• [Problem statement] Copy out all lines that carry the word "source".

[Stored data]
━━━━━━
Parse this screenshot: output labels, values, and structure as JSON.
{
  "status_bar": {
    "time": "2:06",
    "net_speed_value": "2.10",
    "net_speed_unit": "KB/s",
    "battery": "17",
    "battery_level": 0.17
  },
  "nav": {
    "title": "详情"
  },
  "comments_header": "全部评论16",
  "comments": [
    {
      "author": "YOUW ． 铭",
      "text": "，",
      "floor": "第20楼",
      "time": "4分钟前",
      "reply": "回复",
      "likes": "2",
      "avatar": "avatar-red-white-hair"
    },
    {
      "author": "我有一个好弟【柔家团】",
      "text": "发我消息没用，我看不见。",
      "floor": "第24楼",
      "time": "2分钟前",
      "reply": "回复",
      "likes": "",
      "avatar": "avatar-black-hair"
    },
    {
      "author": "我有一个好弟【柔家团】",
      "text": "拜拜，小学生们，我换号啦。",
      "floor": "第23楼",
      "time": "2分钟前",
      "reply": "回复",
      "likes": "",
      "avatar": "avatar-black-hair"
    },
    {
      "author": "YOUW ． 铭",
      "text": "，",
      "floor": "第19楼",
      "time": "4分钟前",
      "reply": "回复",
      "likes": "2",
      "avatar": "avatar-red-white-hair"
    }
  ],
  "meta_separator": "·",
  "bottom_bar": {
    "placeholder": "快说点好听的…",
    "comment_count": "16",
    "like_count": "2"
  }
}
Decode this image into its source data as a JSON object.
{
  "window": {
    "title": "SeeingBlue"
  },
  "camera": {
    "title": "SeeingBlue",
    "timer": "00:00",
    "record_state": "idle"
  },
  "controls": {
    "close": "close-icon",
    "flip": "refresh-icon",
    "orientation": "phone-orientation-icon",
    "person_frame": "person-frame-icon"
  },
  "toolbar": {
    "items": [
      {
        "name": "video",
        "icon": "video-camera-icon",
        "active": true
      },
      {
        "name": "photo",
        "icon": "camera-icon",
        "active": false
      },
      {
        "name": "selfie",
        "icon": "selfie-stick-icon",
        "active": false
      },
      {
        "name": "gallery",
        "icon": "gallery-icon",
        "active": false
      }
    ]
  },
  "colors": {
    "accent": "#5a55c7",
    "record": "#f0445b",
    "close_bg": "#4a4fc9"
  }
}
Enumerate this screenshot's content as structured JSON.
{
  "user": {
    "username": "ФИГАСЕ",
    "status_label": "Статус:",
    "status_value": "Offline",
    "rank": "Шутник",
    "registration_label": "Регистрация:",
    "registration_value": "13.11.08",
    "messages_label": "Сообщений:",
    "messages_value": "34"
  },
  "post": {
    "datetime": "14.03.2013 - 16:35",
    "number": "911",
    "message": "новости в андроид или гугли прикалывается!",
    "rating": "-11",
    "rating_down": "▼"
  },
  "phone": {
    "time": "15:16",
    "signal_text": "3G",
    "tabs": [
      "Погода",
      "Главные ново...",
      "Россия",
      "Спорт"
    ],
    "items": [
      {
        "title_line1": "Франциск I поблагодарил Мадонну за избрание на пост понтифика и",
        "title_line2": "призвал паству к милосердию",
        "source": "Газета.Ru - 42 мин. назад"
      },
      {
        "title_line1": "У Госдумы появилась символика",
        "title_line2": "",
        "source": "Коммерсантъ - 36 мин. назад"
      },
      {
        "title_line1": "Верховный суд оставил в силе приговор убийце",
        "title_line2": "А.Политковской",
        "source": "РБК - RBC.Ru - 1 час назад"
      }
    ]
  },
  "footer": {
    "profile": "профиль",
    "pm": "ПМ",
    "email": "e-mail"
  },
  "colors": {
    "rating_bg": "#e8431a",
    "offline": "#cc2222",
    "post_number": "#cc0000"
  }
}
━━━━━━
• [The answer]
Decode this image into its source data as a JSON object.
        "source": "Газета.Ru - 42 мин. назад"
        "source": "Коммерсантъ - 36 мин. назад"
        "source": "РБК - RBC.Ru - 1 час назад"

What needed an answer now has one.